Dataset entries:
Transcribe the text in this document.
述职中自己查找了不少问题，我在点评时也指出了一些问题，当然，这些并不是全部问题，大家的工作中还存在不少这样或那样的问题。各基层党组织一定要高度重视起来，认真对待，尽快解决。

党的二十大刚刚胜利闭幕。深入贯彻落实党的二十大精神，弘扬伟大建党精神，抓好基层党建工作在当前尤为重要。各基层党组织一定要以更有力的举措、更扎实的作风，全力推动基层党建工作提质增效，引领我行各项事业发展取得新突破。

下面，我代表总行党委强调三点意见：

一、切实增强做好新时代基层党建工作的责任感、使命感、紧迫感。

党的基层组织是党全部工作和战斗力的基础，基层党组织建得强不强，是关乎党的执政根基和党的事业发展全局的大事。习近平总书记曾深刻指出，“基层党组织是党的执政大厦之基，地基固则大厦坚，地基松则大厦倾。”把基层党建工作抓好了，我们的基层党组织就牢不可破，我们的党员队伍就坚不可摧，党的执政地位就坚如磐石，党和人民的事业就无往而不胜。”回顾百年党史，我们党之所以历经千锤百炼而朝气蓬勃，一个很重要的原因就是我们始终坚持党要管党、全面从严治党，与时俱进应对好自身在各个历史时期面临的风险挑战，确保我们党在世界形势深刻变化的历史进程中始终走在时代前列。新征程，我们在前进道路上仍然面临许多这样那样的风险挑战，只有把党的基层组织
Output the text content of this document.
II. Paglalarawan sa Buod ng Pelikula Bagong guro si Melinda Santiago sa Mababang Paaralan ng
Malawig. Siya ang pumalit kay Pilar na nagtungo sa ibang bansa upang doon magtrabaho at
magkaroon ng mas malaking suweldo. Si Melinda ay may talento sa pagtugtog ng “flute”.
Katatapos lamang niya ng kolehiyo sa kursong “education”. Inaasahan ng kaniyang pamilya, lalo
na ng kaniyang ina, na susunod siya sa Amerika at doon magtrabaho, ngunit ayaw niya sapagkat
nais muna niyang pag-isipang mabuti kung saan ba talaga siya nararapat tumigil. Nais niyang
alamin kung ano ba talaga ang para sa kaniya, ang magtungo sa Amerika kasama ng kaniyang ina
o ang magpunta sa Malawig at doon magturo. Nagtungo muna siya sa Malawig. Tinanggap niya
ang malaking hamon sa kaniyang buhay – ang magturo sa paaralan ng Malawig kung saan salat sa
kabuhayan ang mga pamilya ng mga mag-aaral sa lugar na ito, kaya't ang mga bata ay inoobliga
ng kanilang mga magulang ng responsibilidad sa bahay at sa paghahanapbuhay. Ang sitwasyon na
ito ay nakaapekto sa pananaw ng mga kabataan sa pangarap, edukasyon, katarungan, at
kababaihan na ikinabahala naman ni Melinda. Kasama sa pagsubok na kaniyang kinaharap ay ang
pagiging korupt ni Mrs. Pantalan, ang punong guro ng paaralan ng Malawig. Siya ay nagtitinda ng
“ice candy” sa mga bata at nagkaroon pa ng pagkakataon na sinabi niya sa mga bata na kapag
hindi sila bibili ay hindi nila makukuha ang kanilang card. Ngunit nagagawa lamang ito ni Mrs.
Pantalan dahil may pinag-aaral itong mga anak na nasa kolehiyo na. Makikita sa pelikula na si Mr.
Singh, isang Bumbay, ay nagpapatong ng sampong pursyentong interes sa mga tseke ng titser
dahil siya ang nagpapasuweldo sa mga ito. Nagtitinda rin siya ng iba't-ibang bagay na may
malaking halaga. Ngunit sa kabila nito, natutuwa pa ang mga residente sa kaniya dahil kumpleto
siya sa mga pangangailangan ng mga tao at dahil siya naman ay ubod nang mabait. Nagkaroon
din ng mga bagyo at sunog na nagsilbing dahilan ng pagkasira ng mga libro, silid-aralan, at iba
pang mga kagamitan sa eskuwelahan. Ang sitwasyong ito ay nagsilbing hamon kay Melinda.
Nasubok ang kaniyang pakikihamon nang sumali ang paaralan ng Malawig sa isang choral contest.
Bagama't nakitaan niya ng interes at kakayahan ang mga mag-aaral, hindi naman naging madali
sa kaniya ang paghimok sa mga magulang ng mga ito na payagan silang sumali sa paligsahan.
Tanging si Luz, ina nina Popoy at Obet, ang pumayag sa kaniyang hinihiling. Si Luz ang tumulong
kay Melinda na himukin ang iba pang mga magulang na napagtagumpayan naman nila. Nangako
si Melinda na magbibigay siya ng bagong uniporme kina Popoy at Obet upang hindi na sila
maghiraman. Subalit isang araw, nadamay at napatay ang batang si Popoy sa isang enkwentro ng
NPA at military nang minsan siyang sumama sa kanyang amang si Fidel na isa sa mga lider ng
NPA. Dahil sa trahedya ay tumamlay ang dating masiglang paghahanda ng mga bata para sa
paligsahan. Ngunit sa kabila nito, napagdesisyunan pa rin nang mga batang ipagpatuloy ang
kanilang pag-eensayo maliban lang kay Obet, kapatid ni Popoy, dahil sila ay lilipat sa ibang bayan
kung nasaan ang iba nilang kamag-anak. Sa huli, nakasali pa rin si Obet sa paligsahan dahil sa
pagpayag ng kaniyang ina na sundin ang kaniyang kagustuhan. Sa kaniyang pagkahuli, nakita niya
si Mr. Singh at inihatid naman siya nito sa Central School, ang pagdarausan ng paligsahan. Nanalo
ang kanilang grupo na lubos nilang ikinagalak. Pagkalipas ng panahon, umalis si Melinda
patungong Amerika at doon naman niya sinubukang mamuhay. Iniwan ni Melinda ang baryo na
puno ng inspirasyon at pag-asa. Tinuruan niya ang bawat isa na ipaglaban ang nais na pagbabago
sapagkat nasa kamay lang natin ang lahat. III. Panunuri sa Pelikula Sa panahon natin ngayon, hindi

-- INSTRUCTIONS TO FOLLOW --
Write out all of the records above exactly as they appear.

-- RESPONSE TO THIS TASK --
Transcribe the text in this document.
述职中自己查找了不少问题，我在点评时也指出了一些问题，当然，这些并不是全部问题，大家的工作中还存在不少这样或那样的问题。各基层党组织一定要高度重视起来，认真对待，尽快解决。

党的二十大刚刚胜利闭幕。深入贯彻落实党的二十大精神，弘扬伟大建党精神，抓好基层党建工作在当前尤为重要。各基层党组织一定要以更有力的举措、更扎实的作风，全力推动基层党建工作提质增效，引领我行各项事业发展取得新突破。

下面，我代表总行党委强调三点意见：

一、切实增强做好新时代基层党建工作的责任感、使命感、紧迫感。

党的基层组织是党全部工作和战斗力的基础，基层党组织建得强不强，是关乎党的执政根基和党的事业发展全局的大事。习近平总书记曾深刻指出，“基层党组织是党的执政大厦之基，地基固则大厦坚，地基松则大厦倾。”把基层党建工作抓好了，我们的基层党组织就牢不可破，我们的党员队伍就坚不可摧，党的执政地位就坚如磐石，党和人民的事业就无往而不胜。”回顾百年党史，我们党之所以历经千锤百炼而朝气蓬勃，一个很重要的原因就是我们始终坚持党要管党、全面从严治党，与时俱进应对好自身在各个历史时期面临的风险挑战，确保我们党在世界形势深刻变化的历史进程中始终走在时代前列。新征程，我们在前进道路上仍然面临许多这样那样的风险挑战，只有把党的基层组织
Output the text content of this document.
II. Paglalarawan sa Buod ng Pelikula Bagong guro si Melinda Santiago sa Mababang Paaralan ng
Malawig. Siya ang pumalit kay Pilar na nagtungo sa ibang bansa upang doon magtrabaho at
magkaroon ng mas malaking suweldo. Si Melinda ay may talento sa pagtugtog ng “flute”.
Katatapos lamang niya ng kolehiyo sa kursong “education”. Inaasahan ng kaniyang pamilya, lalo
na ng kaniyang ina, na susunod siya sa Amerika at doon magtrabaho, ngunit ayaw niya sapagkat
nais muna niyang pag-isipang mabuti kung saan ba talaga siya nararapat tumigil. Nais niyang
alamin kung ano ba talaga ang para sa kaniya, ang magtungo sa Amerika kasama ng kaniyang ina
o ang magpunta sa Malawig at doon magturo. Nagtungo muna siya sa Malawig. Tinanggap niya
ang malaking hamon sa kaniyang buhay – ang magturo sa paaralan ng Malawig kung saan salat sa
kabuhayan ang mga pamilya ng mga mag-aaral sa lugar na ito, kaya't ang mga bata ay inoobliga
ng kanilang mga magulang ng responsibilidad sa bahay at sa paghahanapbuhay. Ang sitwasyon na
ito ay nakaapekto sa pananaw ng mga kabataan sa pangarap, edukasyon, katarungan, at
kababaihan na ikinabahala naman ni Melinda. Kasama sa pagsubok na kaniyang kinaharap ay ang
pagiging korupt ni Mrs. Pantalan, ang punong guro ng paaralan ng Malawig. Siya ay nagtitinda ng
“ice candy” sa mga bata at nagkaroon pa ng pagkakataon na sinabi niya sa mga bata na kapag
hindi sila bibili ay hindi nila makukuha ang kanilang card. Ngunit nagagawa lamang ito ni Mrs.
Pantalan dahil may pinag-aaral itong mga anak na nasa kolehiyo na. Makikita sa pelikula na si Mr.
Singh, isang Bumbay, ay nagpapatong ng sampong pursyentong interes sa mga tseke ng titser
dahil siya ang nagpapasuweldo sa mga ito. Nagtitinda rin siya ng iba't-ibang bagay na may
malaking halaga. Ngunit sa kabila nito, natutuwa pa ang mga residente sa kaniya dahil kumpleto
siya sa mga pangangailangan ng mga tao at dahil siya naman ay ubod nang mabait. Nagkaroon
din ng mga bagyo at sunog na nagsilbing dahilan ng pagkasira ng mga libro, silid-aralan, at iba
pang mga kagamitan sa eskuwelahan. Ang sitwasyong ito ay nagsilbing hamon kay Melinda.
Nasubok ang kaniyang pakikihamon nang sumali ang paaralan ng Malawig sa isang choral contest.
Bagama't nakitaan niya ng interes at kakayahan ang mga mag-aaral, hindi naman naging madali
sa kaniya ang paghimok sa mga magulang ng mga ito na payagan silang sumali sa paligsahan.
Tanging si Luz, ina nina Popoy at Obet, ang pumayag sa kaniyang hinihiling. Si Luz ang tumulong
kay Melinda na himukin ang iba pang mga magulang na napagtagumpayan naman nila. Nangako
si Melinda na magbibigay siya ng bagong uniporme kina Popoy at Obet upang hindi na sila
maghiraman. Subalit isang araw, nadamay at napatay ang batang si Popoy sa isang enkwentro ng
NPA at military nang minsan siyang sumama sa kanyang amang si Fidel na isa sa mga lider ng
NPA. Dahil sa trahedya ay tumamlay ang dating masiglang paghahanda ng mga bata para sa
paligsahan. Ngunit sa kabila nito, napagdesisyunan pa rin nang mga batang ipagpatuloy ang
kanilang pag-eensayo maliban lang kay Obet, kapatid ni Popoy, dahil sila ay lilipat sa ibang bayan
kung nasaan ang iba nilang kamag-anak. Sa huli, nakasali pa rin si Obet sa paligsahan dahil sa
pagpayag ng kaniyang ina na sundin ang kaniyang kagustuhan. Sa kaniyang pagkahuli, nakita niya
si Mr. Singh at inihatid naman siya nito sa Central School, ang pagdarausan ng paligsahan. Nanalo
ang kanilang grupo na lubos nilang ikinagalak. Pagkalipas ng panahon, umalis si Melinda
patungong Amerika at doon naman niya sinubukang mamuhay. Iniwan ni Melinda ang baryo na
puno ng inspirasyon at pag-asa. Tinuruan niya ang bawat isa na ipaglaban ang nais na pagbabago
sapagkat nasa kamay lang natin ang lahat. III. Panunuri sa Pelikula Sa panahon natin ngayon, hindi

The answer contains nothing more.